## Begin RECORDS FOR THIS TASK

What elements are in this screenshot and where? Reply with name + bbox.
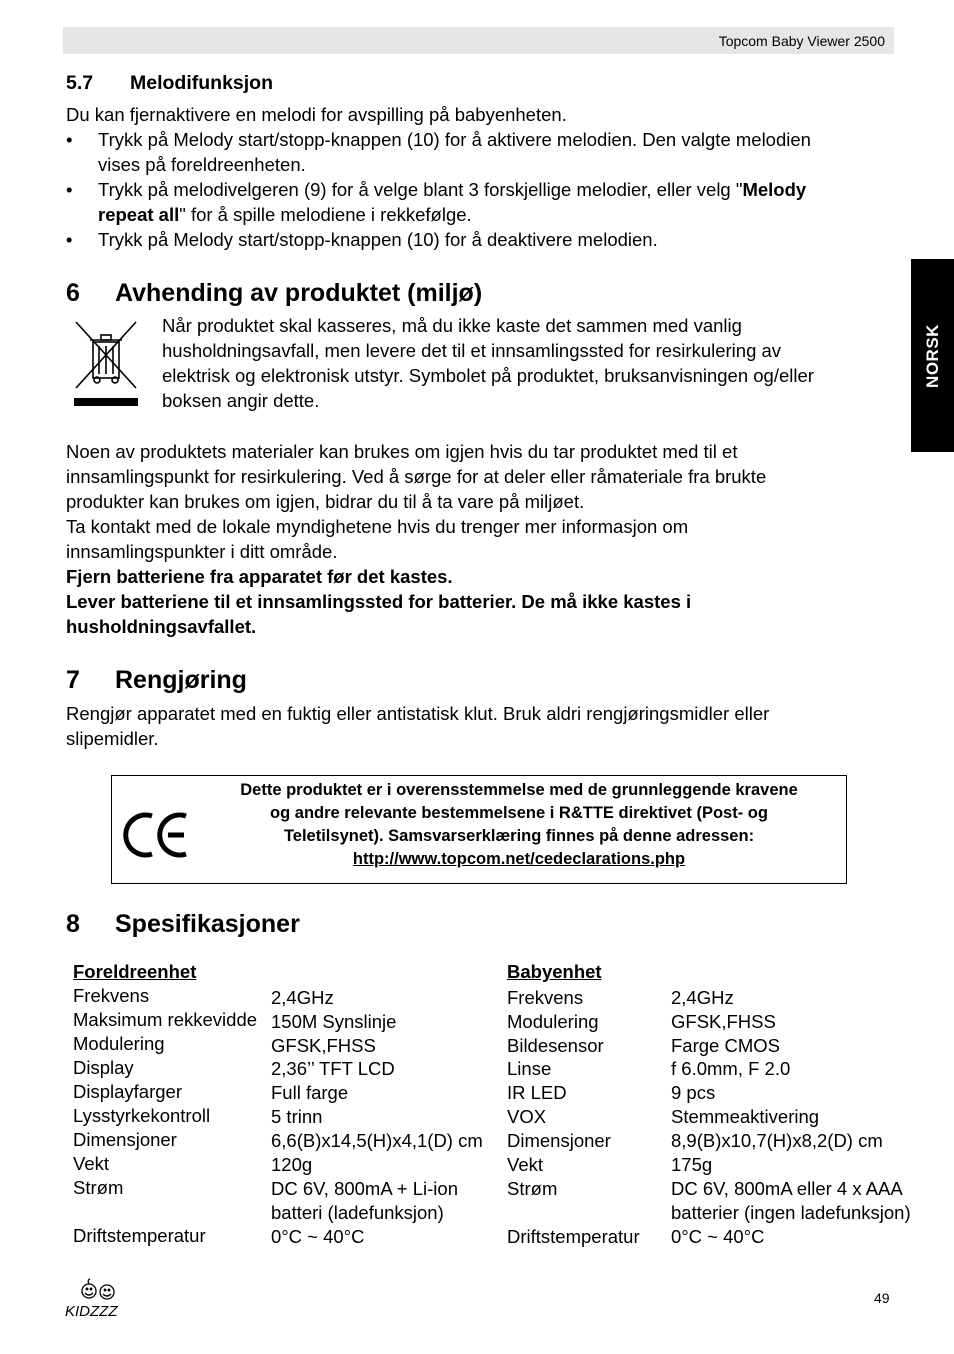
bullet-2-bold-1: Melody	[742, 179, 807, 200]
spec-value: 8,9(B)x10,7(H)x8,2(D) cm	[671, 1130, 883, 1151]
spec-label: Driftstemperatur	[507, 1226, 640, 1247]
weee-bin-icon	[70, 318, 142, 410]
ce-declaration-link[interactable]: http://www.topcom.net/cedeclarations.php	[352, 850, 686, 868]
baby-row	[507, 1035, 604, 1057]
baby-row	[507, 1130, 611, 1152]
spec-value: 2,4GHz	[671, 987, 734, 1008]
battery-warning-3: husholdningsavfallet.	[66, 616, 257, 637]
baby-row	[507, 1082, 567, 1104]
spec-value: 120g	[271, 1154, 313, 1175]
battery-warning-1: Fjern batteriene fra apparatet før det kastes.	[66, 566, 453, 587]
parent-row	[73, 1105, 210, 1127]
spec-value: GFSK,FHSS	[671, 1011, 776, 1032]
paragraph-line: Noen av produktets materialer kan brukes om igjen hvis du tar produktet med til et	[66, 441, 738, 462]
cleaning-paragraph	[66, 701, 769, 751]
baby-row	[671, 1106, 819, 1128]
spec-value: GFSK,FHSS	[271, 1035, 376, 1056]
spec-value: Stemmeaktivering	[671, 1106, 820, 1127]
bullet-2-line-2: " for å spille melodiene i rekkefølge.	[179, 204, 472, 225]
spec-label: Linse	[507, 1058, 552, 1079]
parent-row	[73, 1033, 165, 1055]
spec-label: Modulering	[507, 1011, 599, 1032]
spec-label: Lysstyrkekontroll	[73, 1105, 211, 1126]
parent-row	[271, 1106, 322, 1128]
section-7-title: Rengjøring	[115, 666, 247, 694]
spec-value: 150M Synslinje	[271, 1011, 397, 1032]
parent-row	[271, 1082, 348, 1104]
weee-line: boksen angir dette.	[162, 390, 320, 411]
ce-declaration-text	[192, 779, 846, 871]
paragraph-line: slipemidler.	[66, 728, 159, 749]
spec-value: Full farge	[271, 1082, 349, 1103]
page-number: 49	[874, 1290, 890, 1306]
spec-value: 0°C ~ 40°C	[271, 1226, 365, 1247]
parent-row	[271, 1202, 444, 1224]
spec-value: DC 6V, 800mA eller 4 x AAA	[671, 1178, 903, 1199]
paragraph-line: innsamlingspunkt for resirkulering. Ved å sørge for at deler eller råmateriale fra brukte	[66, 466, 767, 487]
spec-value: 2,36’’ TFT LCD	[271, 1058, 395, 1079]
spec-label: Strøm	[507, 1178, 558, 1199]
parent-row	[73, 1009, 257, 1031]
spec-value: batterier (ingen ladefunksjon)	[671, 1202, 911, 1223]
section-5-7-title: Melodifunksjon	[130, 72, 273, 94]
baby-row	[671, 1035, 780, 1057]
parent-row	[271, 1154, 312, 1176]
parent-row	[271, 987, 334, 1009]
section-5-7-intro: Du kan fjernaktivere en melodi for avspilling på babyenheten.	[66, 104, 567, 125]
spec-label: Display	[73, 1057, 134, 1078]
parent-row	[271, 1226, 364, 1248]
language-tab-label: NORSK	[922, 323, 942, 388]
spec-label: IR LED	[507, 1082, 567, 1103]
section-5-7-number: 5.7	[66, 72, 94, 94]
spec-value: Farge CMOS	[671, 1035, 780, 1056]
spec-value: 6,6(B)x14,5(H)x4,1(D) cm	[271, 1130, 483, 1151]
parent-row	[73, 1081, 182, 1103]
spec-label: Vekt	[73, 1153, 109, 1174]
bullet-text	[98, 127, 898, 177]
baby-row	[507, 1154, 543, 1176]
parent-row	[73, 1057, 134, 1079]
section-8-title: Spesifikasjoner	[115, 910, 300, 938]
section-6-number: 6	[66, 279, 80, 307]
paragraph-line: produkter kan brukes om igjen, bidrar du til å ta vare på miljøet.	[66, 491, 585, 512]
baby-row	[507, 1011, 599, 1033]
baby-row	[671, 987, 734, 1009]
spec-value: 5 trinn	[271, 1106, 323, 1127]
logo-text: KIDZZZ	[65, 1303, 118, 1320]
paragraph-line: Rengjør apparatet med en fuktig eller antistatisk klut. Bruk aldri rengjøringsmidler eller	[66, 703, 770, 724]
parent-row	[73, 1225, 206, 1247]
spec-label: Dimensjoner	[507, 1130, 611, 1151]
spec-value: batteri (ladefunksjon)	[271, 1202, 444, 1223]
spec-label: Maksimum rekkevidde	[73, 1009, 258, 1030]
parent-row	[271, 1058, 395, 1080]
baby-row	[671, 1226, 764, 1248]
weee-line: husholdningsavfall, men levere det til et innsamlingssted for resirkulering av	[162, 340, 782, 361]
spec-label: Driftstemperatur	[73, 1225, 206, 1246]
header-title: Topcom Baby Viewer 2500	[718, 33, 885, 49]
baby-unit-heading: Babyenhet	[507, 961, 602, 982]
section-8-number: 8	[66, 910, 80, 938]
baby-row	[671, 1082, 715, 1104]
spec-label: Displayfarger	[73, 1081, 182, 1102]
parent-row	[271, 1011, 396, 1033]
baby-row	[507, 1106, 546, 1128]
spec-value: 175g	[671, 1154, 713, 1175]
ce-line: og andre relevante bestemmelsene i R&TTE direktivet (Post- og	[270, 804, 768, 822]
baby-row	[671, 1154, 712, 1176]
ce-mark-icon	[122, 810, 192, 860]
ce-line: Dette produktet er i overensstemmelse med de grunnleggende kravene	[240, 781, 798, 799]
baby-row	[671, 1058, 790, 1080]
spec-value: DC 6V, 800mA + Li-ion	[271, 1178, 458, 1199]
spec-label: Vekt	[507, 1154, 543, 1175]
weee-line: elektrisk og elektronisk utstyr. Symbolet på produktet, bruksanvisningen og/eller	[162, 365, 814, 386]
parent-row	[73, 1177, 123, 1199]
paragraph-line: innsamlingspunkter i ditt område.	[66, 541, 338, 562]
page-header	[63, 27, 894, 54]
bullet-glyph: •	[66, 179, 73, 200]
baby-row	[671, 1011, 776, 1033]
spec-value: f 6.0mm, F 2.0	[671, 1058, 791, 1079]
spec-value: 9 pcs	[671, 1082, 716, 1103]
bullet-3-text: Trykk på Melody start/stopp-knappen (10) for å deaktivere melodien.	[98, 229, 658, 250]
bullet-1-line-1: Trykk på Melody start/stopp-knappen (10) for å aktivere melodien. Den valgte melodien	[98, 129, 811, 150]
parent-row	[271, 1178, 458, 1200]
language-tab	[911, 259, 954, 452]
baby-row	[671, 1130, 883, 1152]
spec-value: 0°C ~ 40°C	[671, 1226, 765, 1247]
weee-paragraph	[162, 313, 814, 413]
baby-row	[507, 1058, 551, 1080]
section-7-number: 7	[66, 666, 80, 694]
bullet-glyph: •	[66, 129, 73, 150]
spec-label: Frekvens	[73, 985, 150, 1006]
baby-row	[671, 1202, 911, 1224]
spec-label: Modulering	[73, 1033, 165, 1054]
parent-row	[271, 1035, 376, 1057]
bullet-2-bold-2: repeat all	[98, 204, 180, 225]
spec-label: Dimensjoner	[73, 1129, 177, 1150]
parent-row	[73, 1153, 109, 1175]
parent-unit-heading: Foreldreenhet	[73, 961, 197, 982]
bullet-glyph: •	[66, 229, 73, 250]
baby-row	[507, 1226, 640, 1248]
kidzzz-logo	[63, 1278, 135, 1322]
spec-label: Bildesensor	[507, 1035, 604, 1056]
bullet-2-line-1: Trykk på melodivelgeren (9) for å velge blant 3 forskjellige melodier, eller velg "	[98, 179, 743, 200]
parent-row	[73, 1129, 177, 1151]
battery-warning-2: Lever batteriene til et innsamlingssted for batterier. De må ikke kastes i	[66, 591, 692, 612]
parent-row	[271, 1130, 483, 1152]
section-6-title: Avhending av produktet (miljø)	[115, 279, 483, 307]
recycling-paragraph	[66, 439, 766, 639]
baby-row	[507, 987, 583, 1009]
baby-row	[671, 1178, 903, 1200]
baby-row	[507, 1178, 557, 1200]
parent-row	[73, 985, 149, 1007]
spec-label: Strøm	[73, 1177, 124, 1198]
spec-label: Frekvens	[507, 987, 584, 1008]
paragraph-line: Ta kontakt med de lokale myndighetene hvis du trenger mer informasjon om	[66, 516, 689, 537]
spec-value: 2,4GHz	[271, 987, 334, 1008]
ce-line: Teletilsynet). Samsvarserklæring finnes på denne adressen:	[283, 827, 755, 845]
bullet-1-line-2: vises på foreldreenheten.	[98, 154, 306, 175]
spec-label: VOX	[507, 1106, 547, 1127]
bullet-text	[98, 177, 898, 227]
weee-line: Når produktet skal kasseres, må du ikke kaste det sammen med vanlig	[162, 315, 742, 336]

## End RECORDS FOR THIS TASK
## Begin RECORDS FOR THIS TASK

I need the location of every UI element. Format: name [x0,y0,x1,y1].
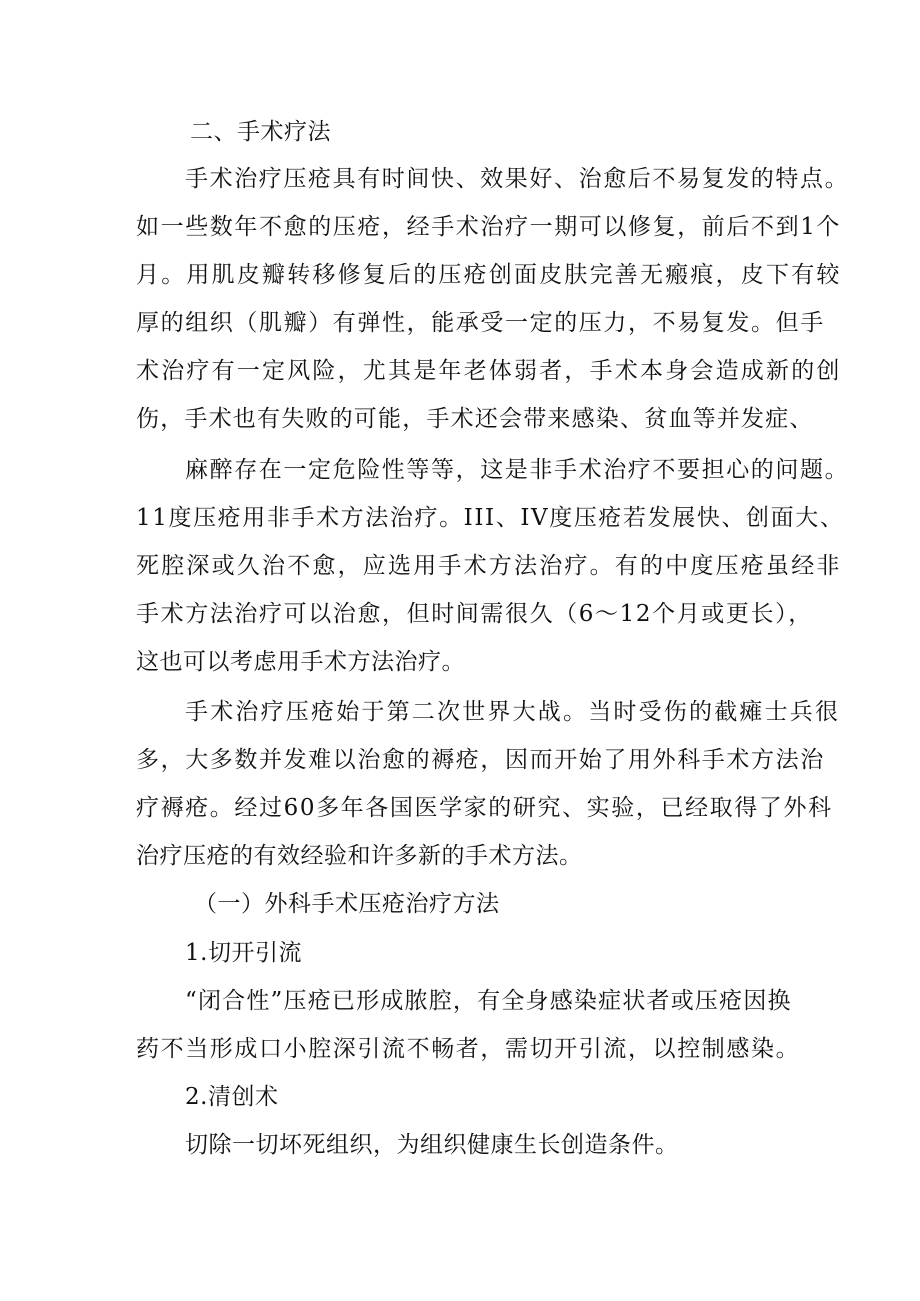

## End RECORDS FOR THIS TASK
## Begin RECORDS FOR THIS TASK

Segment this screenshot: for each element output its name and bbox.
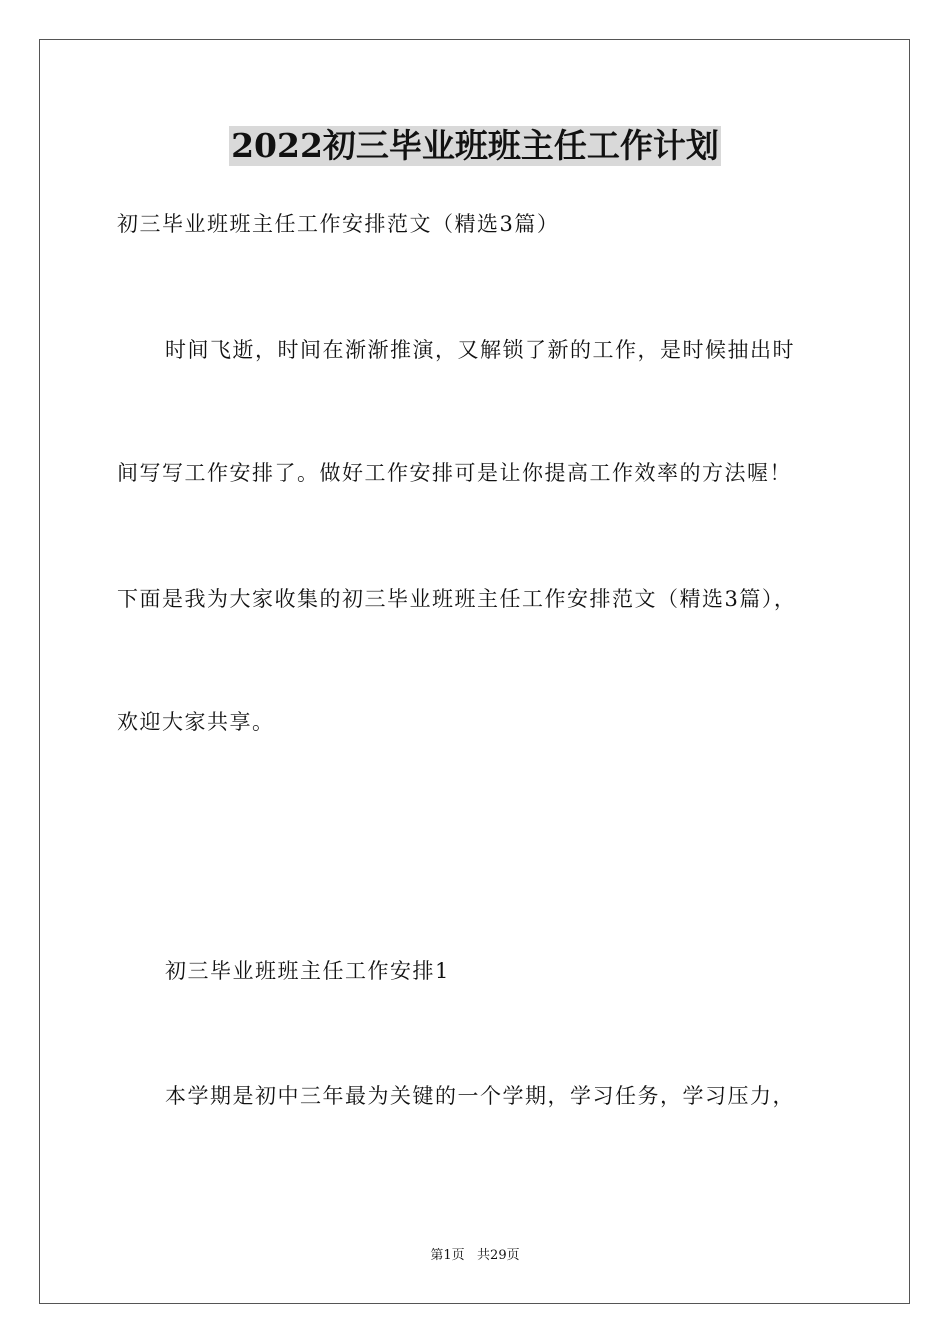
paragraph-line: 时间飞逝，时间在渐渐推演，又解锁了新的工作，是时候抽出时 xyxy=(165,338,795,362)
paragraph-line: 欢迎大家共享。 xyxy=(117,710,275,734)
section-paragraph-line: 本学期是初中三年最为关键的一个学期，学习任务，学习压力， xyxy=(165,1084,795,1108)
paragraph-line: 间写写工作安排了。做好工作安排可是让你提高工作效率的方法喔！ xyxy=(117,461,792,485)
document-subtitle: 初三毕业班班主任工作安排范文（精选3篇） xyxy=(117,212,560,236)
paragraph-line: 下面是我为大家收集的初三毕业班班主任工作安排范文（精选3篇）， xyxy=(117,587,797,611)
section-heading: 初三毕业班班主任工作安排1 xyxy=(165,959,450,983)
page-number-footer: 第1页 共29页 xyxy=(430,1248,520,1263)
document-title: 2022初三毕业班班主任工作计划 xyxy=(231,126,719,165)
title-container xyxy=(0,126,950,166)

## End RECORDS FOR THIS TASK

> [EXERCISE GOAL] Return the lines of the listing exactly, starting with the line that contains "What elements are" and going on through the line that contains "701, 769, 751]", with both of those lines included. Leave the pictures out of your answer.

> [RIGHT ANSWER]
What elements are in this screenshot and where? Reply with name + bbox.
bullet-2-bold-1: Melody	[742, 179, 807, 200]
spec-value: 8,9(B)x10,7(H)x8,2(D) cm	[671, 1130, 883, 1151]
spec-label: Driftstemperatur	[507, 1226, 640, 1247]
weee-bin-icon	[70, 318, 142, 410]
ce-declaration-link[interactable]: http://www.topcom.net/cedeclarations.php	[352, 850, 686, 868]
baby-row	[507, 1035, 604, 1057]
baby-row	[507, 1130, 611, 1152]
spec-value: 2,4GHz	[671, 987, 734, 1008]
battery-warning-3: husholdningsavfallet.	[66, 616, 257, 637]
baby-row	[507, 1082, 567, 1104]
spec-value: 120g	[271, 1154, 313, 1175]
battery-warning-1: Fjern batteriene fra apparatet før det kastes.	[66, 566, 453, 587]
parent-row	[73, 1105, 210, 1127]
spec-value: GFSK,FHSS	[671, 1011, 776, 1032]
paragraph-line: Noen av produktets materialer kan brukes om igjen hvis du tar produktet med til et	[66, 441, 738, 462]
cleaning-paragraph	[66, 701, 769, 751]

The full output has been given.